══ TASK INPUTS

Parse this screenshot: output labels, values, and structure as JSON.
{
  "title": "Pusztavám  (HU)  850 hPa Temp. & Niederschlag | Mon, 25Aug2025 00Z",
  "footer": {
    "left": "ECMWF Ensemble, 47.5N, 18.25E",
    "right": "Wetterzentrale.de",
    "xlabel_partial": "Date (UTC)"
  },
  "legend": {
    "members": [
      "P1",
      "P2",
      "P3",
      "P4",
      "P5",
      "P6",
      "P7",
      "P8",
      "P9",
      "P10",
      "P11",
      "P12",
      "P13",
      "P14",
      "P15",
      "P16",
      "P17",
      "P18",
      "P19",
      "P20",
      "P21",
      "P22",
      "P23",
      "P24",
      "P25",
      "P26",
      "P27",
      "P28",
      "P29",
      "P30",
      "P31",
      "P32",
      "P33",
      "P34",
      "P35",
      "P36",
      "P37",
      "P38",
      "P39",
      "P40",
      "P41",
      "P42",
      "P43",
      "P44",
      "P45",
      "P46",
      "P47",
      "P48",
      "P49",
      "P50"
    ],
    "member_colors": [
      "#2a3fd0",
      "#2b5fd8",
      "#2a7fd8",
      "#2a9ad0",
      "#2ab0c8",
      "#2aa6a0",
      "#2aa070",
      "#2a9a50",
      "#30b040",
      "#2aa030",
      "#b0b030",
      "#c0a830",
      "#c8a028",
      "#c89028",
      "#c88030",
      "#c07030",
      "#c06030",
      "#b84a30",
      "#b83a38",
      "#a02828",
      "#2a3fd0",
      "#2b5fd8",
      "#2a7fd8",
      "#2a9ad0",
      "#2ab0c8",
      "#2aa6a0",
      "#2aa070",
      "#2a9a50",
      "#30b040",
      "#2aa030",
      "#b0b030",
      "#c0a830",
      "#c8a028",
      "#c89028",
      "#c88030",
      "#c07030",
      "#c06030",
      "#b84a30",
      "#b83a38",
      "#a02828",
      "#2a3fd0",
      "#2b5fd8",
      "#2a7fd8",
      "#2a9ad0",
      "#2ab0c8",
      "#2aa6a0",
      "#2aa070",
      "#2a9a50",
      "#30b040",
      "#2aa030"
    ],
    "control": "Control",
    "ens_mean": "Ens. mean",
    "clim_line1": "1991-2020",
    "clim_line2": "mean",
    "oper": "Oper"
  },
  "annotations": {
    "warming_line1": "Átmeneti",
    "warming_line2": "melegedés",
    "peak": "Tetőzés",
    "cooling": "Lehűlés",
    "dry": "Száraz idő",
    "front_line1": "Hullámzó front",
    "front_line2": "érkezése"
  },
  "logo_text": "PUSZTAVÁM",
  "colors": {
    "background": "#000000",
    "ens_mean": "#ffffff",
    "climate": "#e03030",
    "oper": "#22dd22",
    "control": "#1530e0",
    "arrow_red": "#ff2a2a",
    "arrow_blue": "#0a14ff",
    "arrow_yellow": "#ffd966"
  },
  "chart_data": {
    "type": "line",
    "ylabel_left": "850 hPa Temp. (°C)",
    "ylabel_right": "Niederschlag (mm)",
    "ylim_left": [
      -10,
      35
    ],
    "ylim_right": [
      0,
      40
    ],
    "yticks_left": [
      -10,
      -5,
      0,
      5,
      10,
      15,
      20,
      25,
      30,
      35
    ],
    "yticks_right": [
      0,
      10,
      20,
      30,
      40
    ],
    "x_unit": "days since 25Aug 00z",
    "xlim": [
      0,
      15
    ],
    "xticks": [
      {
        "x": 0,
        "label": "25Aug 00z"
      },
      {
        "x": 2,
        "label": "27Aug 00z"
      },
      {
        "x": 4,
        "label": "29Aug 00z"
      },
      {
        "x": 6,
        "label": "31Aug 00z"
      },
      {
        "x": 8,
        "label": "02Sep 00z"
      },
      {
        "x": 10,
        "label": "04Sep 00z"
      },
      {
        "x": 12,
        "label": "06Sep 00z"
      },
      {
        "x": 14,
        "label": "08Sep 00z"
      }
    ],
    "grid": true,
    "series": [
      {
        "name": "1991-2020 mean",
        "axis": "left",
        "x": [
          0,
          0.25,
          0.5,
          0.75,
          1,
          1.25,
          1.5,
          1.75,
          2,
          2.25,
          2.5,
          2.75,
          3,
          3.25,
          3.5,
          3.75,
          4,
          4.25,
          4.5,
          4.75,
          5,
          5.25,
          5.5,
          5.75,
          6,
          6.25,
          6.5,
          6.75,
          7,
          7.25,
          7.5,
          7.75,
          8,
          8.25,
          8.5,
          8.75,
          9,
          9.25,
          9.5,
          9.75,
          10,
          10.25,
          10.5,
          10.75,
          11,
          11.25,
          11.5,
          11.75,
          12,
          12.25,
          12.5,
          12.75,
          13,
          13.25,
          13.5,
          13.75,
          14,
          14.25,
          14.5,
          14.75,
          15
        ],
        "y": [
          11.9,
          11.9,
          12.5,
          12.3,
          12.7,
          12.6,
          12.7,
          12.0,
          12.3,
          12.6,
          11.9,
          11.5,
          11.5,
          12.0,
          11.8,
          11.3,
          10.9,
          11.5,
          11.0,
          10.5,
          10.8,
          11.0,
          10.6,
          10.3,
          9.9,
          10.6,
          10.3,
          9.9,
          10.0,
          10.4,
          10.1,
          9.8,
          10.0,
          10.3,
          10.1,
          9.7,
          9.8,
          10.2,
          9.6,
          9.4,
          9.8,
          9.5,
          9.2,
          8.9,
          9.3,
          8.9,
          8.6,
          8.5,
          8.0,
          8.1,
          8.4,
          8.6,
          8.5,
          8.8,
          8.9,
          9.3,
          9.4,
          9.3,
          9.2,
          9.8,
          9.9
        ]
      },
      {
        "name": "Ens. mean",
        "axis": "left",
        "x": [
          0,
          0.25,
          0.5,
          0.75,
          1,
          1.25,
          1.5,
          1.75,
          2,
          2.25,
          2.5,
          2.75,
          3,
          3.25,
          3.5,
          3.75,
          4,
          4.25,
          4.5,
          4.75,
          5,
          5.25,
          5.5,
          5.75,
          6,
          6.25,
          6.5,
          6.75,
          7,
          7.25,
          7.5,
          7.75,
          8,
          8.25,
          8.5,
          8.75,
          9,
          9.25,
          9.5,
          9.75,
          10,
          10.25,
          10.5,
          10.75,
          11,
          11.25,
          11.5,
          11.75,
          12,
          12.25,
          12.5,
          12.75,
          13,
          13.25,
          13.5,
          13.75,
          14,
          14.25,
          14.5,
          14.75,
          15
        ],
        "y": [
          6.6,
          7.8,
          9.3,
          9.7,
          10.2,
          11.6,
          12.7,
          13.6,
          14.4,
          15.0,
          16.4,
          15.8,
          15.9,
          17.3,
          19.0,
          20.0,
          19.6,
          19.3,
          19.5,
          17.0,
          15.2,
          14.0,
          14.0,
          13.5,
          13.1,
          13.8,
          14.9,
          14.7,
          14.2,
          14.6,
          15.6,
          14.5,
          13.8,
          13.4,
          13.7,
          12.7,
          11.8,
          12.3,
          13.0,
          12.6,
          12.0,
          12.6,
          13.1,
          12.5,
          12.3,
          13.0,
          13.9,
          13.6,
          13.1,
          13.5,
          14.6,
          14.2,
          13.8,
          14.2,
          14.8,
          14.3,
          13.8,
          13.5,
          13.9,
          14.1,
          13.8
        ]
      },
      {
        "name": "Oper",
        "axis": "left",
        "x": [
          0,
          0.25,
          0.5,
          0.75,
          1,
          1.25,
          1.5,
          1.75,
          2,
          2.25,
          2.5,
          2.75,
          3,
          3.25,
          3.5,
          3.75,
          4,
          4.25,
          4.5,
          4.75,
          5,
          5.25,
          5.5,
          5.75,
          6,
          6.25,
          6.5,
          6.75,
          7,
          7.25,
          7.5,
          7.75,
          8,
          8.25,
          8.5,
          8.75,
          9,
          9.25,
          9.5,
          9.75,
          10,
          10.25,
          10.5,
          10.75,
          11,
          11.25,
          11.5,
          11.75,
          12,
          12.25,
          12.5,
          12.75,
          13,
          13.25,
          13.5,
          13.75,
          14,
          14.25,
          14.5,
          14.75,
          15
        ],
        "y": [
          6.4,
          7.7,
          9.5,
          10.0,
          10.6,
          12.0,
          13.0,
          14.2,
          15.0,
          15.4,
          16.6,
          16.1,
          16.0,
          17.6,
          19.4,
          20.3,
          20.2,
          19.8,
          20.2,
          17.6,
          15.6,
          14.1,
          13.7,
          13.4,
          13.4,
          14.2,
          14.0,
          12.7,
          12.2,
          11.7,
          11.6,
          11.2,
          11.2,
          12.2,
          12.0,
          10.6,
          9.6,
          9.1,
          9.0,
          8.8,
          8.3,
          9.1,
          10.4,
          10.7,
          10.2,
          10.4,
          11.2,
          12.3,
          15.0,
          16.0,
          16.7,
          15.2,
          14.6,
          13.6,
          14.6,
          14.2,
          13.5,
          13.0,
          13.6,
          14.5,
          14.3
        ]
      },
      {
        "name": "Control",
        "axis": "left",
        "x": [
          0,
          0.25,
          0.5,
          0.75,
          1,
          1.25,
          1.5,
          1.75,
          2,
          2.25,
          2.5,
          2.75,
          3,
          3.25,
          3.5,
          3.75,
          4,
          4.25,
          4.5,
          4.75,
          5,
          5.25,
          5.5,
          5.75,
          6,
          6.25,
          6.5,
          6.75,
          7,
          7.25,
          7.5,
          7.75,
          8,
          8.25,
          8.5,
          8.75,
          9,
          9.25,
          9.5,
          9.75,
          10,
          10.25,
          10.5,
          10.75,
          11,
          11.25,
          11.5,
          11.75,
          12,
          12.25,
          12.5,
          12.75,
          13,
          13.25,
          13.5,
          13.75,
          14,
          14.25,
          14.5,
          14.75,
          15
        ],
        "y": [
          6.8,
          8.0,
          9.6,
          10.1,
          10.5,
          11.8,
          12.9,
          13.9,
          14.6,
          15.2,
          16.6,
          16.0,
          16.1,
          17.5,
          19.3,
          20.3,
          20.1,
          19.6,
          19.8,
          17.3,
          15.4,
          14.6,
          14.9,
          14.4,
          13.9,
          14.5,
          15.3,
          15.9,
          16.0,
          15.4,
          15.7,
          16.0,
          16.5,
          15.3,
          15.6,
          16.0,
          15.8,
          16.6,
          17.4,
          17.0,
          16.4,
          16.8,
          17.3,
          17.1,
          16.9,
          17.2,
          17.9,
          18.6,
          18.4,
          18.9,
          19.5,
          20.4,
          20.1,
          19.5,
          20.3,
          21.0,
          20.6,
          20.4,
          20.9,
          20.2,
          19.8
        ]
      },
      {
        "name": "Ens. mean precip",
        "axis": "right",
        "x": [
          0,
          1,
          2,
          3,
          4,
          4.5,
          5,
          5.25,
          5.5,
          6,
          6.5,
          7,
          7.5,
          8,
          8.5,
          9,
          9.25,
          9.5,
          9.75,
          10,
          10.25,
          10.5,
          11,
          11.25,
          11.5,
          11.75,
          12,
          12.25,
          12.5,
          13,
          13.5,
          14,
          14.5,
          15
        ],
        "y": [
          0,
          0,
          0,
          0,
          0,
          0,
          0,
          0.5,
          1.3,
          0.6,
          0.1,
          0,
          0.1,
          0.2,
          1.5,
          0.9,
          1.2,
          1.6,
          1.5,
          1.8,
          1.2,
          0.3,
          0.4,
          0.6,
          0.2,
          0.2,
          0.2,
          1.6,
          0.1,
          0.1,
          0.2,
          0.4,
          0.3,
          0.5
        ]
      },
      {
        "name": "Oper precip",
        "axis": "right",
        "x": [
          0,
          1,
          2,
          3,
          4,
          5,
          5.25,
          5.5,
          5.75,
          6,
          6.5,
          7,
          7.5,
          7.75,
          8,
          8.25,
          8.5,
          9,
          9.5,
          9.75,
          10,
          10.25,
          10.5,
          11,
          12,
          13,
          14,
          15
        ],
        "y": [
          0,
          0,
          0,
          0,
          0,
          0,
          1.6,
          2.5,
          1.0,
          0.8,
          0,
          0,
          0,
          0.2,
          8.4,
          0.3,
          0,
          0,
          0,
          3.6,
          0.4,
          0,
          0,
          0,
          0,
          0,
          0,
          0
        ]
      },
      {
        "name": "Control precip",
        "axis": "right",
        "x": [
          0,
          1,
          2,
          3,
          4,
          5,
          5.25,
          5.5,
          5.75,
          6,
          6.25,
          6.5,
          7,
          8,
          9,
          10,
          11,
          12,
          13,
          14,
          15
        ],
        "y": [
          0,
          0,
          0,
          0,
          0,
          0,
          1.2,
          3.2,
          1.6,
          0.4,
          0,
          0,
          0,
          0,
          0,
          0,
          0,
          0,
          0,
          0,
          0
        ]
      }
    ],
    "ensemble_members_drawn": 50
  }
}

════

**STATED EXERCISE**
State the number of lines in the records that contain the string "name", and nothing more.

**TASK ANSWER**
7